— start of Material supplied —

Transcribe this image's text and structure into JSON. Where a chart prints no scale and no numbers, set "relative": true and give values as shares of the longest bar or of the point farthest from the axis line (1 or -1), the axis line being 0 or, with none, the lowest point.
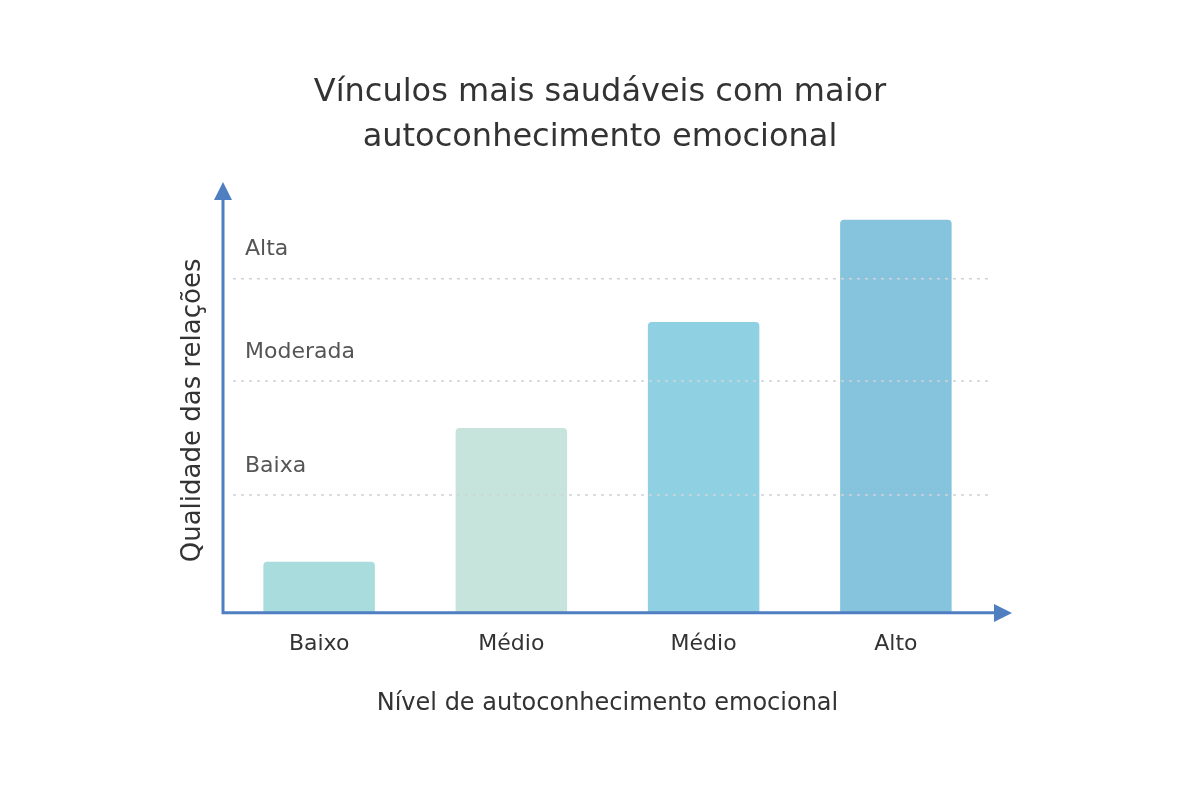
{
  "chart_data": {
    "type": "bar",
    "title": "Vínculos mais saudáveis com maior autoconhecimento emocional",
    "xlabel": "Nível de autoconhecimento emocional",
    "ylabel": "Qualidade das relações",
    "categories": [
      "Baixo",
      "Médio",
      "Médio",
      "Alto"
    ],
    "values": [
      0.13,
      0.47,
      0.74,
      1
    ],
    "colors": [
      "#a9dcdc",
      "#c6e4dc",
      "#8fd0e2",
      "#86c4de"
    ],
    "relative": true,
    "legend": false,
    "ref_lines": [
      {
        "axis": "y",
        "value": 0.3,
        "label": "Baixa",
        "line_style": "dotted",
        "color": "#d0d4d8"
      },
      {
        "axis": "y",
        "value": 0.59,
        "label": "Moderada",
        "line_style": "dotted",
        "color": "#d0d4d8"
      },
      {
        "axis": "y",
        "value": 0.85,
        "label": "Alta",
        "line_style": "dotted",
        "color": "#d0d4d8"
      }
    ]
  }
}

— end of Material supplied —

Exclude the images, then output the data above word for word.

Transcribe this image's text and structure into JSON. Where a chart prints no scale and no numbers, set "relative": true and give values as shares of the longest bar or of the point farthest from the axis line (1 or -1), the axis line being 0 or, with none, the lowest point.
{
  "chart_data": {
    "type": "bar",
    "title": "Vínculos mais saudáveis com maior autoconhecimento emocional",
    "xlabel": "Nível de autoconhecimento emocional",
    "ylabel": "Qualidade das relações",
    "categories": [
      "Baixo",
      "Médio",
      "Médio",
      "Alto"
    ],
    "values": [
      0.13,
      0.47,
      0.74,
      1
    ],
    "colors": [
      "#a9dcdc",
      "#c6e4dc",
      "#8fd0e2",
      "#86c4de"
    ],
    "relative": true,
    "legend": false,
    "ref_lines": [
      {
        "axis": "y",
        "value": 0.3,
        "label": "Baixa",
        "line_style": "dotted",
        "color": "#d0d4d8"
      },
      {
        "axis": "y",
        "value": 0.59,
        "label": "Moderada",
        "line_style": "dotted",
        "color": "#d0d4d8"
      },
      {
        "axis": "y",
        "value": 0.85,
        "label": "Alta",
        "line_style": "dotted",
        "color": "#d0d4d8"
      }
    ]
  }
}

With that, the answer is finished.